(Data records)

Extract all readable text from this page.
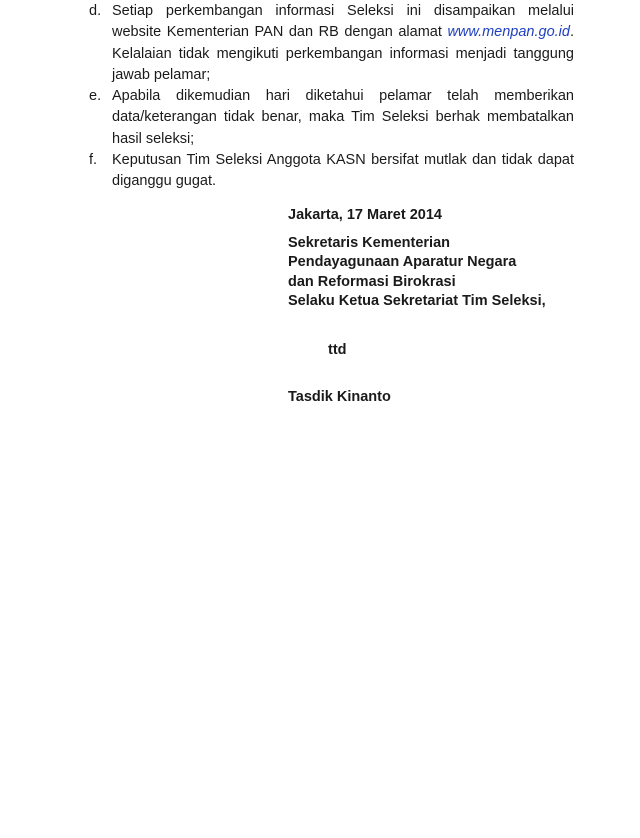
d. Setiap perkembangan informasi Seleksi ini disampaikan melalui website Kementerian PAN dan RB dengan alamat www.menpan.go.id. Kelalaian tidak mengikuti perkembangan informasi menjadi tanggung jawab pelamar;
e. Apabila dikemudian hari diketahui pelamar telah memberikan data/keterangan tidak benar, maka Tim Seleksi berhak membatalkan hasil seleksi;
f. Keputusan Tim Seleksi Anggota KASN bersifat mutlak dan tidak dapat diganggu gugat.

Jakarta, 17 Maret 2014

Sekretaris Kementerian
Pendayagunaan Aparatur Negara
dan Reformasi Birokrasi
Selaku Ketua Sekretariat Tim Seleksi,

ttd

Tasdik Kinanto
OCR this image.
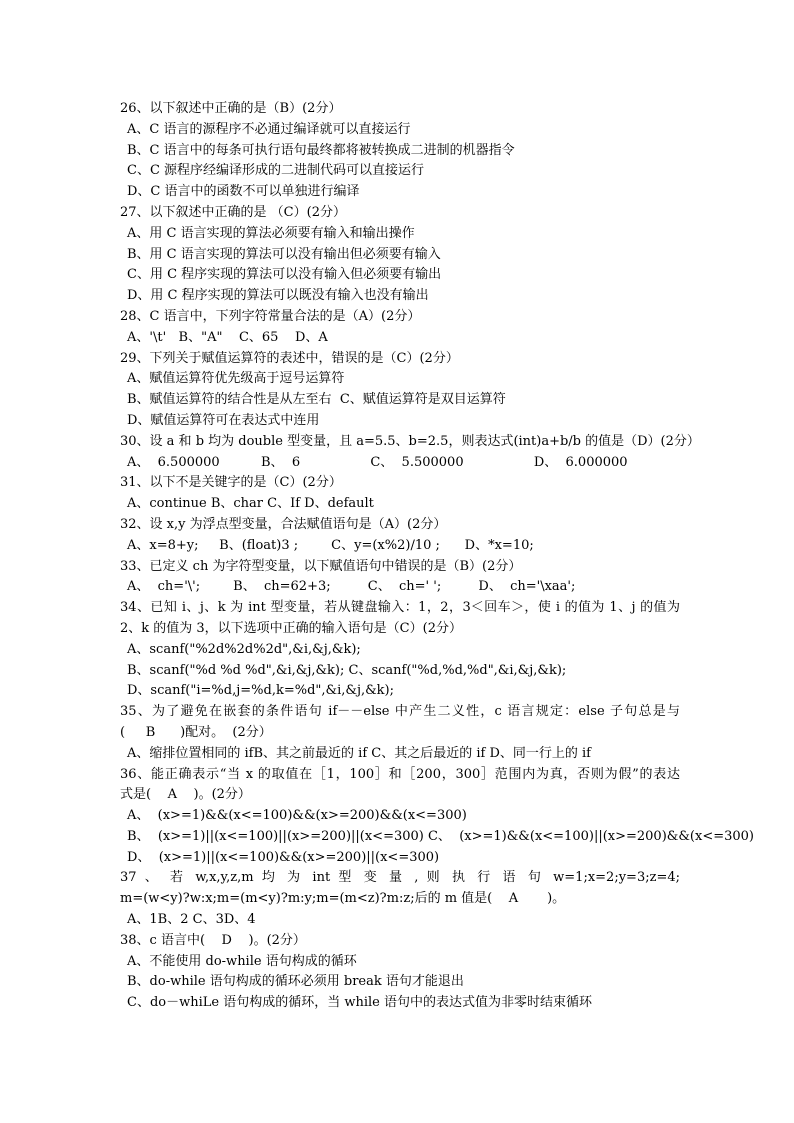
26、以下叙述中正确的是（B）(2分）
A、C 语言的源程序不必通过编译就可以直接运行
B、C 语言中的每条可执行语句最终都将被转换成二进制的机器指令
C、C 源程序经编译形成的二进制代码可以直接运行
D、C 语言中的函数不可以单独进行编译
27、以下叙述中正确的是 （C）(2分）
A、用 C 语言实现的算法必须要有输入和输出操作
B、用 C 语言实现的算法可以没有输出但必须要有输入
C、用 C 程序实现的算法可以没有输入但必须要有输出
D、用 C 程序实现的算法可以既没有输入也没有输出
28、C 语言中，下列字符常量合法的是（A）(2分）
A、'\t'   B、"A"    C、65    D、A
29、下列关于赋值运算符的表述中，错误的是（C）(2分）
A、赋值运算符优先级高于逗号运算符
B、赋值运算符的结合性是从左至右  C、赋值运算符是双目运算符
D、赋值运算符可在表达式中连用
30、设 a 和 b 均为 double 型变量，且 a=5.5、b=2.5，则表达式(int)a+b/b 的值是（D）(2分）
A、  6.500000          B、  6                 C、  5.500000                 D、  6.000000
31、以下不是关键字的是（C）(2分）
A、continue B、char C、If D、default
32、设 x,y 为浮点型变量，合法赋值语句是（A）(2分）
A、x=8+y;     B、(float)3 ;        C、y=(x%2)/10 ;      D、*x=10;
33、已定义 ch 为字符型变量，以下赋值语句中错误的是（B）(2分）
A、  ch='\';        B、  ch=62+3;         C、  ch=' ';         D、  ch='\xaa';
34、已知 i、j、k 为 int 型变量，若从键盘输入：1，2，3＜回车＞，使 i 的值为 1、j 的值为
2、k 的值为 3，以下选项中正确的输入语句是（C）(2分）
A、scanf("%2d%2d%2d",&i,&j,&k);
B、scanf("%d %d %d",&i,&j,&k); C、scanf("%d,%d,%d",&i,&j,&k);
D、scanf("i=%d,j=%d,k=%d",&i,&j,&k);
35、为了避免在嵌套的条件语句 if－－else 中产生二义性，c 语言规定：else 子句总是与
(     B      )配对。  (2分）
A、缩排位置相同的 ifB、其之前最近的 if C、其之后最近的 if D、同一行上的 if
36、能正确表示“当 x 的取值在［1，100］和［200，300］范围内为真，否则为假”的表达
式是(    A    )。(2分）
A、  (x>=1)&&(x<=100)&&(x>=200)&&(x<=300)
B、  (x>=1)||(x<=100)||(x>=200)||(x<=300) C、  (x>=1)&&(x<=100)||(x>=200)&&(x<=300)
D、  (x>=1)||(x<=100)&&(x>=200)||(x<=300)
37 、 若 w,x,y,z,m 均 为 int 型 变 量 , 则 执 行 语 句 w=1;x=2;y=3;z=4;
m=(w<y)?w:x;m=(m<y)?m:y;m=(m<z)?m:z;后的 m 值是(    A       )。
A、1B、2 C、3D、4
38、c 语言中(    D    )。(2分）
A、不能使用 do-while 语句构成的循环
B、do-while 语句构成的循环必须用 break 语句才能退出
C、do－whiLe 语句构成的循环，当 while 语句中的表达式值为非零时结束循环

**TASK BRIEF:** Repeat the material above word for word and skip every image in it.

**REPLY:**
Extract all readable text from this page.
d. Setiap perkembangan informasi Seleksi ini disampaikan melalui website Kementerian PAN dan RB dengan alamat www.menpan.go.id. Kelalaian tidak mengikuti perkembangan informasi menjadi tanggung jawab pelamar;
e. Apabila dikemudian hari diketahui pelamar telah memberikan data/keterangan tidak benar, maka Tim Seleksi berhak membatalkan hasil seleksi;
f. Keputusan Tim Seleksi Anggota KASN bersifat mutlak dan tidak dapat diganggu gugat.

Jakarta, 17 Maret 2014

Sekretaris Kementerian
Pendayagunaan Aparatur Negara
dan Reformasi Birokrasi
Selaku Ketua Sekretariat Tim Seleksi,

ttd

Tasdik Kinanto
OCR this image.
26、以下叙述中正确的是（B）(2分）
A、C 语言的源程序不必通过编译就可以直接运行
B、C 语言中的每条可执行语句最终都将被转换成二进制的机器指令
C、C 源程序经编译形成的二进制代码可以直接运行
D、C 语言中的函数不可以单独进行编译
27、以下叙述中正确的是 （C）(2分）
A、用 C 语言实现的算法必须要有输入和输出操作
B、用 C 语言实现的算法可以没有输出但必须要有输入
C、用 C 程序实现的算法可以没有输入但必须要有输出
D、用 C 程序实现的算法可以既没有输入也没有输出
28、C 语言中，下列字符常量合法的是（A）(2分）
A、'\t'   B、"A"    C、65    D、A
29、下列关于赋值运算符的表述中，错误的是（C）(2分）
A、赋值运算符优先级高于逗号运算符
B、赋值运算符的结合性是从左至右  C、赋值运算符是双目运算符
D、赋值运算符可在表达式中连用
30、设 a 和 b 均为 double 型变量，且 a=5.5、b=2.5，则表达式(int)a+b/b 的值是（D）(2分）
A、  6.500000          B、  6                 C、  5.500000                 D、  6.000000
31、以下不是关键字的是（C）(2分）
A、continue B、char C、If D、default
32、设 x,y 为浮点型变量，合法赋值语句是（A）(2分）
A、x=8+y;     B、(float)3 ;        C、y=(x%2)/10 ;      D、*x=10;
33、已定义 ch 为字符型变量，以下赋值语句中错误的是（B）(2分）
A、  ch='\';        B、  ch=62+3;         C、  ch=' ';         D、  ch='\xaa';
34、已知 i、j、k 为 int 型变量，若从键盘输入：1，2，3＜回车＞，使 i 的值为 1、j 的值为
2、k 的值为 3，以下选项中正确的输入语句是（C）(2分）
A、scanf("%2d%2d%2d",&i,&j,&k);
B、scanf("%d %d %d",&i,&j,&k); C、scanf("%d,%d,%d",&i,&j,&k);
D、scanf("i=%d,j=%d,k=%d",&i,&j,&k);
35、为了避免在嵌套的条件语句 if－－else 中产生二义性，c 语言规定：else 子句总是与
(     B      )配对。  (2分）
A、缩排位置相同的 ifB、其之前最近的 if C、其之后最近的 if D、同一行上的 if
36、能正确表示“当 x 的取值在［1，100］和［200，300］范围内为真，否则为假”的表达
式是(    A    )。(2分）
A、  (x>=1)&&(x<=100)&&(x>=200)&&(x<=300)
B、  (x>=1)||(x<=100)||(x>=200)||(x<=300) C、  (x>=1)&&(x<=100)||(x>=200)&&(x<=300)
D、  (x>=1)||(x<=100)&&(x>=200)||(x<=300)
37 、 若 w,x,y,z,m 均 为 int 型 变 量 , 则 执 行 语 句 w=1;x=2;y=3;z=4;
m=(w<y)?w:x;m=(m<y)?m:y;m=(m<z)?m:z;后的 m 值是(    A       )。
A、1B、2 C、3D、4
38、c 语言中(    D    )。(2分）
A、不能使用 do-while 语句构成的循环
B、do-while 语句构成的循环必须用 break 语句才能退出
C、do－whiLe 语句构成的循环，当 while 语句中的表达式值为非零时结束循环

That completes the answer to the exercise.